### STATED PROBLEM
Can you write out all the lines word for word, with no pictures?

* * * *

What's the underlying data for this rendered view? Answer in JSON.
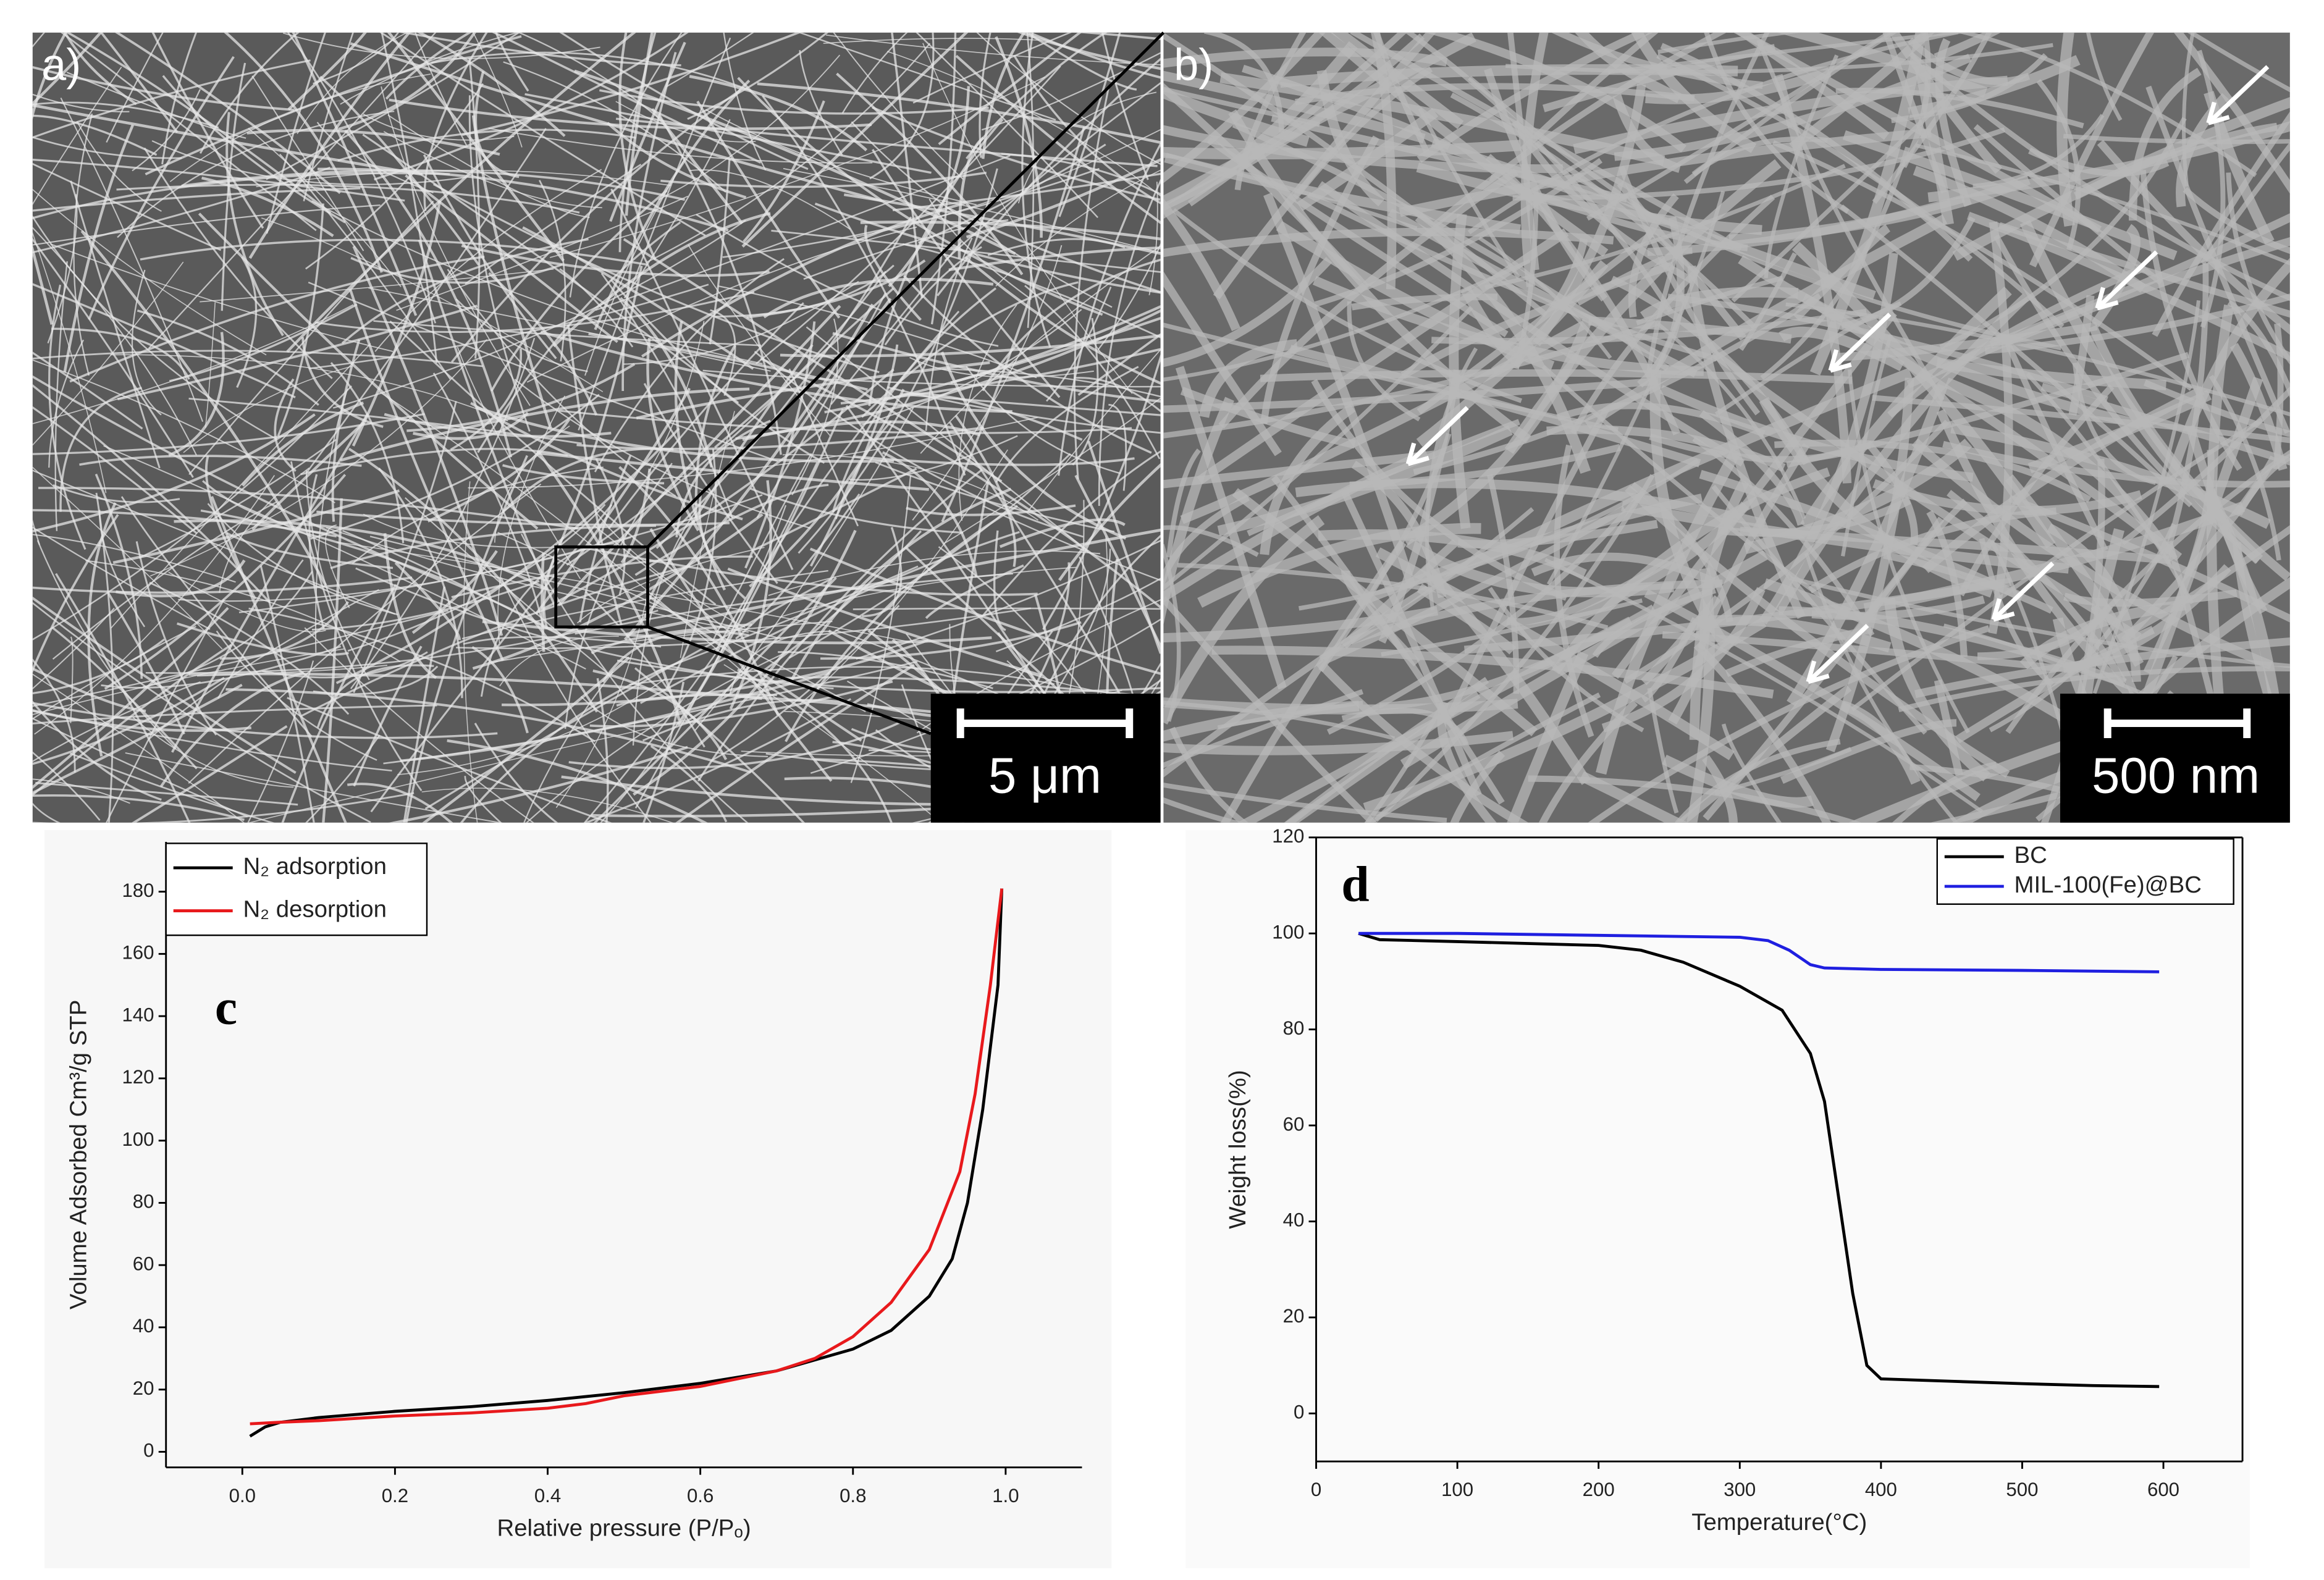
{
  "images": [
    {
      "label": "a)",
      "scale_bar": "5 μm"
    },
    {
      "label": "b)",
      "scale_bar": "500 nm"
    }
  ],
  "chart_data": [
    {
      "type": "line",
      "annotation": "c",
      "x_label": "Relative pressure (P/Pₒ)",
      "y_label": "Volume Adsorbed Cm³/g STP",
      "xlim": [
        -0.1,
        1.1
      ],
      "ylim": [
        -5,
        196
      ],
      "xticks": [
        {
          "value": 0,
          "label": "0.0"
        },
        0.2,
        0.4,
        0.6,
        0.8,
        {
          "value": 1,
          "label": "1.0"
        }
      ],
      "yticks": [
        0,
        20,
        40,
        60,
        80,
        100,
        120,
        140,
        160,
        180
      ],
      "legend": "upper left",
      "series": [
        {
          "name": "N₂ adsorption",
          "color": "#000000",
          "x": [
            0.01,
            0.03,
            0.05,
            0.1,
            0.2,
            0.3,
            0.4,
            0.5,
            0.6,
            0.7,
            0.8,
            0.85,
            0.9,
            0.93,
            0.95,
            0.97,
            0.99,
            0.995
          ],
          "values": [
            5,
            8,
            9.5,
            11,
            13,
            14.5,
            16.5,
            19,
            22,
            26,
            33,
            39,
            50,
            62,
            80,
            110,
            150,
            181
          ]
        },
        {
          "name": "N₂ desorption",
          "color": "#e8191c",
          "x": [
            0.995,
            0.98,
            0.96,
            0.94,
            0.9,
            0.85,
            0.8,
            0.75,
            0.7,
            0.6,
            0.5,
            0.45,
            0.4,
            0.3,
            0.2,
            0.1,
            0.05,
            0.01
          ],
          "values": [
            181,
            150,
            115,
            90,
            65,
            48,
            37,
            30,
            26,
            21,
            18,
            15.5,
            14,
            12.5,
            11.5,
            10,
            9.5,
            9
          ]
        }
      ]
    },
    {
      "type": "line",
      "annotation": "d",
      "x_label": "Temperature(°C)",
      "y_label": "Weight loss(%)",
      "xlim": [
        0,
        656
      ],
      "ylim": [
        -10,
        120
      ],
      "xticks": [
        0,
        100,
        200,
        300,
        400,
        500,
        600
      ],
      "yticks": [
        0,
        20,
        40,
        60,
        80,
        100,
        120
      ],
      "legend": "upper right",
      "series": [
        {
          "name": "BC",
          "color": "#000000",
          "x": [
            30,
            45,
            100,
            200,
            230,
            260,
            300,
            330,
            350,
            360,
            370,
            380,
            390,
            400,
            450,
            500,
            550,
            597
          ],
          "values": [
            100,
            98.7,
            98.3,
            97.5,
            96.5,
            94,
            89,
            84,
            75,
            65,
            45,
            25,
            10,
            7.2,
            6.7,
            6.2,
            5.8,
            5.6
          ]
        },
        {
          "name": "MIL-100(Fe)@BC",
          "color": "#1f1fe0",
          "x": [
            30,
            100,
            200,
            300,
            320,
            335,
            350,
            360,
            400,
            500,
            597
          ],
          "values": [
            100,
            100,
            99.6,
            99.2,
            98.5,
            96.5,
            93.5,
            92.8,
            92.5,
            92.3,
            92
          ]
        }
      ]
    }
  ]
}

* * * *

### FINAL ANSWER
What's the underlying data for this rendered view? Answer in JSON.
{
  "images": [
    {
      "label": "a)",
      "scale_bar": "5 μm"
    },
    {
      "label": "b)",
      "scale_bar": "500 nm"
    }
  ],
  "chart_data": [
    {
      "type": "line",
      "annotation": "c",
      "x_label": "Relative pressure (P/Pₒ)",
      "y_label": "Volume Adsorbed Cm³/g STP",
      "xlim": [
        -0.1,
        1.1
      ],
      "ylim": [
        -5,
        196
      ],
      "xticks": [
        {
          "value": 0,
          "label": "0.0"
        },
        0.2,
        0.4,
        0.6,
        0.8,
        {
          "value": 1,
          "label": "1.0"
        }
      ],
      "yticks": [
        0,
        20,
        40,
        60,
        80,
        100,
        120,
        140,
        160,
        180
      ],
      "legend": "upper left",
      "series": [
        {
          "name": "N₂ adsorption",
          "color": "#000000",
          "x": [
            0.01,
            0.03,
            0.05,
            0.1,
            0.2,
            0.3,
            0.4,
            0.5,
            0.6,
            0.7,
            0.8,
            0.85,
            0.9,
            0.93,
            0.95,
            0.97,
            0.99,
            0.995
          ],
          "values": [
            5,
            8,
            9.5,
            11,
            13,
            14.5,
            16.5,
            19,
            22,
            26,
            33,
            39,
            50,
            62,
            80,
            110,
            150,
            181
          ]
        },
        {
          "name": "N₂ desorption",
          "color": "#e8191c",
          "x": [
            0.995,
            0.98,
            0.96,
            0.94,
            0.9,
            0.85,
            0.8,
            0.75,
            0.7,
            0.6,
            0.5,
            0.45,
            0.4,
            0.3,
            0.2,
            0.1,
            0.05,
            0.01
          ],
          "values": [
            181,
            150,
            115,
            90,
            65,
            48,
            37,
            30,
            26,
            21,
            18,
            15.5,
            14,
            12.5,
            11.5,
            10,
            9.5,
            9
          ]
        }
      ]
    },
    {
      "type": "line",
      "annotation": "d",
      "x_label": "Temperature(°C)",
      "y_label": "Weight loss(%)",
      "xlim": [
        0,
        656
      ],
      "ylim": [
        -10,
        120
      ],
      "xticks": [
        0,
        100,
        200,
        300,
        400,
        500,
        600
      ],
      "yticks": [
        0,
        20,
        40,
        60,
        80,
        100,
        120
      ],
      "legend": "upper right",
      "series": [
        {
          "name": "BC",
          "color": "#000000",
          "x": [
            30,
            45,
            100,
            200,
            230,
            260,
            300,
            330,
            350,
            360,
            370,
            380,
            390,
            400,
            450,
            500,
            550,
            597
          ],
          "values": [
            100,
            98.7,
            98.3,
            97.5,
            96.5,
            94,
            89,
            84,
            75,
            65,
            45,
            25,
            10,
            7.2,
            6.7,
            6.2,
            5.8,
            5.6
          ]
        },
        {
          "name": "MIL-100(Fe)@BC",
          "color": "#1f1fe0",
          "x": [
            30,
            100,
            200,
            300,
            320,
            335,
            350,
            360,
            400,
            500,
            597
          ],
          "values": [
            100,
            100,
            99.6,
            99.2,
            98.5,
            96.5,
            93.5,
            92.8,
            92.5,
            92.3,
            92
          ]
        }
      ]
    }
  ]
}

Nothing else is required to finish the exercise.